Data entries:
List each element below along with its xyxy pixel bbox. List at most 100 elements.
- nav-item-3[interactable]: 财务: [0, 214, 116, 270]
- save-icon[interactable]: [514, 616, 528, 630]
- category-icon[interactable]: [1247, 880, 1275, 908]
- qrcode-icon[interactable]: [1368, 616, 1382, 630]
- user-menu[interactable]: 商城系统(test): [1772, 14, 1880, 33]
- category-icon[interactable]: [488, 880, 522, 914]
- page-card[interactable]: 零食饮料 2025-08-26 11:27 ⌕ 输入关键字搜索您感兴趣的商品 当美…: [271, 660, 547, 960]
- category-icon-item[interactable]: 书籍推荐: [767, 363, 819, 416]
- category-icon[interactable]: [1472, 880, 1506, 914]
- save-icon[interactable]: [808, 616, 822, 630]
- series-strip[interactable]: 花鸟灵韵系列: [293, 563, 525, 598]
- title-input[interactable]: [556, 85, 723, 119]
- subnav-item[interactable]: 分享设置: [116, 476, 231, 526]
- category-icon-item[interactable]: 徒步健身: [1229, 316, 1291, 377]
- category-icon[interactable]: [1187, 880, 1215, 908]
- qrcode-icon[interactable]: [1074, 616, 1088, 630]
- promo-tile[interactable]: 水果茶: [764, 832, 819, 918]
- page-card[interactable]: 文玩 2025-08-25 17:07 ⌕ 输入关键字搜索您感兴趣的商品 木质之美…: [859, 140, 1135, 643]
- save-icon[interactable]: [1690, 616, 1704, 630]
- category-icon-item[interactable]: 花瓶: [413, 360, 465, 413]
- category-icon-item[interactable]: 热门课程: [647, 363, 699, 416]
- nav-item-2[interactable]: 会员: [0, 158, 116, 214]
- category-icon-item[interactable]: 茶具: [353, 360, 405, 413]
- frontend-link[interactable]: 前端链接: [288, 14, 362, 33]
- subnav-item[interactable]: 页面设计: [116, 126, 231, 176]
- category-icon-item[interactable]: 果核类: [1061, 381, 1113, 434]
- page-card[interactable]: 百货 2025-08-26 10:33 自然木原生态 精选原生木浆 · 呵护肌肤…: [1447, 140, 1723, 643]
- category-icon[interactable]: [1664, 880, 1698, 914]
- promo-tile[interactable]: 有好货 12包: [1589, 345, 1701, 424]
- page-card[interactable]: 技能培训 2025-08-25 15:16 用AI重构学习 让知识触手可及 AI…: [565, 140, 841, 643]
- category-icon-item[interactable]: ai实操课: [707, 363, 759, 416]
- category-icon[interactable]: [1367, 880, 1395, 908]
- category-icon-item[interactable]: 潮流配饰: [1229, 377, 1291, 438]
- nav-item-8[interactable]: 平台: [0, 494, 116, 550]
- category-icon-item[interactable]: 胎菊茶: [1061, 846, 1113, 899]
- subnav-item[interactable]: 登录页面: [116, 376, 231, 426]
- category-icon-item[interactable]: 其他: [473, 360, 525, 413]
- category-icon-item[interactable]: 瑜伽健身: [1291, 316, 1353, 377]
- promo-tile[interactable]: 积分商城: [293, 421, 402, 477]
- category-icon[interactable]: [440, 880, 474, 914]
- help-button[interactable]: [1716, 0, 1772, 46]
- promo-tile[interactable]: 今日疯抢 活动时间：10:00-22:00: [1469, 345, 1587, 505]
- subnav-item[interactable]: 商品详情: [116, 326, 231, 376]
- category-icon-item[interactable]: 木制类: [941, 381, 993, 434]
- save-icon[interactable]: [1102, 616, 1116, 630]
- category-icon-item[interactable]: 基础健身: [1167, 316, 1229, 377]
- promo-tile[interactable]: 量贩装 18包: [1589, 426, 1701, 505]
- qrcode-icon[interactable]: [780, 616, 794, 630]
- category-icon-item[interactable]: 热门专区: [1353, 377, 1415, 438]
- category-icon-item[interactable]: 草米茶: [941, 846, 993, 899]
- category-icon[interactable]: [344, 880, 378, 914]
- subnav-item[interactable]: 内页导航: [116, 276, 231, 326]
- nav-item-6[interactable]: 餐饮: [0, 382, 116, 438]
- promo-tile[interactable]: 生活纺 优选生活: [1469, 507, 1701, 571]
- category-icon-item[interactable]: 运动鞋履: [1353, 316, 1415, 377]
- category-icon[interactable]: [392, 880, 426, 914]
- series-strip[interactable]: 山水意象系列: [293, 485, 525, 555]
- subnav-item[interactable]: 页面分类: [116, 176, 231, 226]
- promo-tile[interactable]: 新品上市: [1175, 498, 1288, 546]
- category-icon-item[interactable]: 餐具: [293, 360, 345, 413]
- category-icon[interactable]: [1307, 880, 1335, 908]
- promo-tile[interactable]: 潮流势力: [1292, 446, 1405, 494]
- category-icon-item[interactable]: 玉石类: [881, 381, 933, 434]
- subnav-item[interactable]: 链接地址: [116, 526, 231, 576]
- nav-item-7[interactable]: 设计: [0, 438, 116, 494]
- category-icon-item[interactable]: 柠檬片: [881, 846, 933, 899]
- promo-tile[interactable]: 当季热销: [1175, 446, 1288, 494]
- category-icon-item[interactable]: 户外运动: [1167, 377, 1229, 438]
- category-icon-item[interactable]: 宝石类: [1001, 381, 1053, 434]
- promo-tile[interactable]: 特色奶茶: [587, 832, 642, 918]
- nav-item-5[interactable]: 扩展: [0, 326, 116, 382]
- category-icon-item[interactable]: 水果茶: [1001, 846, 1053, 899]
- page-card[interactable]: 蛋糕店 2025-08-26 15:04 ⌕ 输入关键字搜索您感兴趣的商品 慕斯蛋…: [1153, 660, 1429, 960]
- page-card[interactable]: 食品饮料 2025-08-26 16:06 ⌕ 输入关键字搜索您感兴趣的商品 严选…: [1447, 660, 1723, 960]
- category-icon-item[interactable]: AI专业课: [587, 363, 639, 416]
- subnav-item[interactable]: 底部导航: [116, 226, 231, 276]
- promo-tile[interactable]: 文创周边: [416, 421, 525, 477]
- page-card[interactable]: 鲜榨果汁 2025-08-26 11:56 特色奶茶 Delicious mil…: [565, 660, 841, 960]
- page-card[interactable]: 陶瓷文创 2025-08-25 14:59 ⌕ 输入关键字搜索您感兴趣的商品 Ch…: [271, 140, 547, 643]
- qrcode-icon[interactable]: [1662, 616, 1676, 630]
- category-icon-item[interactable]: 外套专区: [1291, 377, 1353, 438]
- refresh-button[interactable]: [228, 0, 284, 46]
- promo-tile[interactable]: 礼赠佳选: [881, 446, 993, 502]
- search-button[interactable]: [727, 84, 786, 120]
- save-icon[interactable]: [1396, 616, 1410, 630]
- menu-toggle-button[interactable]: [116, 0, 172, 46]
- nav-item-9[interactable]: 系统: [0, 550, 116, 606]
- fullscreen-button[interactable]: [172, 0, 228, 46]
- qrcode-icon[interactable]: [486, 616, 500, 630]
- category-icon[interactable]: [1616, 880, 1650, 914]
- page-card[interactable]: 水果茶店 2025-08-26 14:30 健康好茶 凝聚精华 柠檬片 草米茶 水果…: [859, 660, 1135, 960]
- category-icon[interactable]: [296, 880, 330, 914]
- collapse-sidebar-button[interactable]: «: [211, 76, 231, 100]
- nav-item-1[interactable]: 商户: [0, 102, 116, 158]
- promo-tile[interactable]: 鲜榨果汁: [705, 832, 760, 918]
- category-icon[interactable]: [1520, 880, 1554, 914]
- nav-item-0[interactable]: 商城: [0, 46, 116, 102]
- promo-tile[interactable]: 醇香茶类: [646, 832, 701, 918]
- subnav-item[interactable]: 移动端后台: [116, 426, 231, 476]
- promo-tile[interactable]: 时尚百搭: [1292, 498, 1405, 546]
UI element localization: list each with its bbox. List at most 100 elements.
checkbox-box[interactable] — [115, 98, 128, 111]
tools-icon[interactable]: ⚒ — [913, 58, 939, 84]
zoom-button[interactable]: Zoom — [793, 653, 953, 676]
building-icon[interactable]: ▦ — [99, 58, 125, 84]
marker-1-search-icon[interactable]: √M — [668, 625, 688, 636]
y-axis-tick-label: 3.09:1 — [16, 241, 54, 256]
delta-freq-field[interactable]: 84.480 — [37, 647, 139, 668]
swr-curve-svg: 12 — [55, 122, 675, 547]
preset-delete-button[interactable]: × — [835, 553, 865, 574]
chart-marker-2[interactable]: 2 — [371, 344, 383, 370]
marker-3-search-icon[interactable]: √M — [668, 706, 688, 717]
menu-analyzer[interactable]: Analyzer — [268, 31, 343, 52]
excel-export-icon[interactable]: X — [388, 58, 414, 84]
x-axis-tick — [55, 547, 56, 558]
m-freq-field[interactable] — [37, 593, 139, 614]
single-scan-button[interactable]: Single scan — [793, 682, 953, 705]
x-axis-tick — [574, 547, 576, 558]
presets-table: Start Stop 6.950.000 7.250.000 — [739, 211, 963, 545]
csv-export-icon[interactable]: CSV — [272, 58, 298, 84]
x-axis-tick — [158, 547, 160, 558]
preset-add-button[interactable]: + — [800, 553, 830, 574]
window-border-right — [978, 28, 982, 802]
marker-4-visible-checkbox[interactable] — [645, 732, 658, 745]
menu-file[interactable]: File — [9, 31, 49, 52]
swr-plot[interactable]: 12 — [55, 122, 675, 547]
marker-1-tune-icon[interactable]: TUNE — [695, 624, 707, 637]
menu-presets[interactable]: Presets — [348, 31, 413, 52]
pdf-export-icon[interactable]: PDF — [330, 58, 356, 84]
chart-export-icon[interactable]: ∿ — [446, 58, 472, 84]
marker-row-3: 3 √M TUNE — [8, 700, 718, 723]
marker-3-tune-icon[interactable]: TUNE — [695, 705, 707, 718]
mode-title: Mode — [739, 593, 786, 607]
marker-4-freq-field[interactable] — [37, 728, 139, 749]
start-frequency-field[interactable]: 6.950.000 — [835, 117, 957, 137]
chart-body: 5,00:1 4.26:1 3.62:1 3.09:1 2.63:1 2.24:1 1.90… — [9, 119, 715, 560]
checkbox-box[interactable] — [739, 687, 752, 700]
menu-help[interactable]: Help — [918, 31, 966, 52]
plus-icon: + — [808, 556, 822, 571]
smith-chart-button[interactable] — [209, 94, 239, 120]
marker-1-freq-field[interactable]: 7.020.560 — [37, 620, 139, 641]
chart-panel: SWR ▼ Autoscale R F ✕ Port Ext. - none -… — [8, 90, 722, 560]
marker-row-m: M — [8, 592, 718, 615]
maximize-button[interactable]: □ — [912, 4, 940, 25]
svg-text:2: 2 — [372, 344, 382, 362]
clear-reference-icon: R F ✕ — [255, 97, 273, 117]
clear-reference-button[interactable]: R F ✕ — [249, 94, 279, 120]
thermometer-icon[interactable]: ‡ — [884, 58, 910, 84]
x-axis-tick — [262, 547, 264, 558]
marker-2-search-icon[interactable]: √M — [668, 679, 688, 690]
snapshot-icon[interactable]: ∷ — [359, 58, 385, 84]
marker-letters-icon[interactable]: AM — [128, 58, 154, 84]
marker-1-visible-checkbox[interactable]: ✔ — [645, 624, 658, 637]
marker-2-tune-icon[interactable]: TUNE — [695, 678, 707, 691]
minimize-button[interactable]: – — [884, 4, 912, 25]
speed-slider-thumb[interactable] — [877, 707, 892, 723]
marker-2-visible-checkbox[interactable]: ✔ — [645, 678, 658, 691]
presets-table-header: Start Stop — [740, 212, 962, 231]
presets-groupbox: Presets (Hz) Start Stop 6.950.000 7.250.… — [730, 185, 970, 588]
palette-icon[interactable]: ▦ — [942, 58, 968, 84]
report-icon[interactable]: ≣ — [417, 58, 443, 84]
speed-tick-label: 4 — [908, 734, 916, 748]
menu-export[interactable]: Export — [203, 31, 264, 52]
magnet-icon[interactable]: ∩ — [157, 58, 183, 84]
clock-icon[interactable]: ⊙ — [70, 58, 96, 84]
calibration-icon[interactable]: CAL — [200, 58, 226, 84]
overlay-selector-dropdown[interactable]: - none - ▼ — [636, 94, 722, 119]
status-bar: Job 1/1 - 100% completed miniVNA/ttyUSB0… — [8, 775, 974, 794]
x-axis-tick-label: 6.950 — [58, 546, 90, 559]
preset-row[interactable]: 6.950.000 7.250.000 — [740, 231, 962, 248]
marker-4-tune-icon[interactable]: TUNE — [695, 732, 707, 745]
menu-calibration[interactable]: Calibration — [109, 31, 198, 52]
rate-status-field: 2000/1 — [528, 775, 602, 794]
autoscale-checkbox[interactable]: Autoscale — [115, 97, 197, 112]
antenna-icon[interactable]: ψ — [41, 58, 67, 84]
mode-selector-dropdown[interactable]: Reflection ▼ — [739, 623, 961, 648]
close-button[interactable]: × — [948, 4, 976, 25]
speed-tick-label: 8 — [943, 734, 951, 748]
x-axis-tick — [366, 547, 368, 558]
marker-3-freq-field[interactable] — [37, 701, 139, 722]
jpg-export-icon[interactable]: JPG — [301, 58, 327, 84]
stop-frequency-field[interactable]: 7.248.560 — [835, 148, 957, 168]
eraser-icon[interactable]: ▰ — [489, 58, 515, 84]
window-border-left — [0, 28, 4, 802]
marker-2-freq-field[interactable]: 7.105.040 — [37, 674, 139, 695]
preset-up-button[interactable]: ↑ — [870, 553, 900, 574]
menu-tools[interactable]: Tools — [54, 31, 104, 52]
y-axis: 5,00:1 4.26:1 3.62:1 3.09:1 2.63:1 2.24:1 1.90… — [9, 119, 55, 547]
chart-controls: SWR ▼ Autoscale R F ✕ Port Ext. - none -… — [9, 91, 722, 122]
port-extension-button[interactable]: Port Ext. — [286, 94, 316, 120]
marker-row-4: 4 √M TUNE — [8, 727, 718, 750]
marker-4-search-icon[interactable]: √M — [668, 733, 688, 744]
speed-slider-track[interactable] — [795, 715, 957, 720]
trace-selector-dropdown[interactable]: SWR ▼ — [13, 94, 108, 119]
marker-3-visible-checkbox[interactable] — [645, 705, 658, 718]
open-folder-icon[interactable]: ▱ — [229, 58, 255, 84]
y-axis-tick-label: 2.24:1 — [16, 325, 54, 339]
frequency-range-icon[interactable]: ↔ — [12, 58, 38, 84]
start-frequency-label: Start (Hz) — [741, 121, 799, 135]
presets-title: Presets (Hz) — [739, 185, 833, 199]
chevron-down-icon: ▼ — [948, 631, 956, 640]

### Exercise
Rewrite the data entries from the beginning through the line containing "- qrcode-icon[interactable]: [1368, 616, 1382, 630]", renaming "save-icon" to "download-icon" and leaving everything else unchanged.

### Response to the task
List each element below along with its xyxy pixel bbox. List at most 100 elements.
- nav-item-3[interactable]: 财务: [0, 214, 116, 270]
- download-icon[interactable]: [514, 616, 528, 630]
- category-icon[interactable]: [1247, 880, 1275, 908]
- qrcode-icon[interactable]: [1368, 616, 1382, 630]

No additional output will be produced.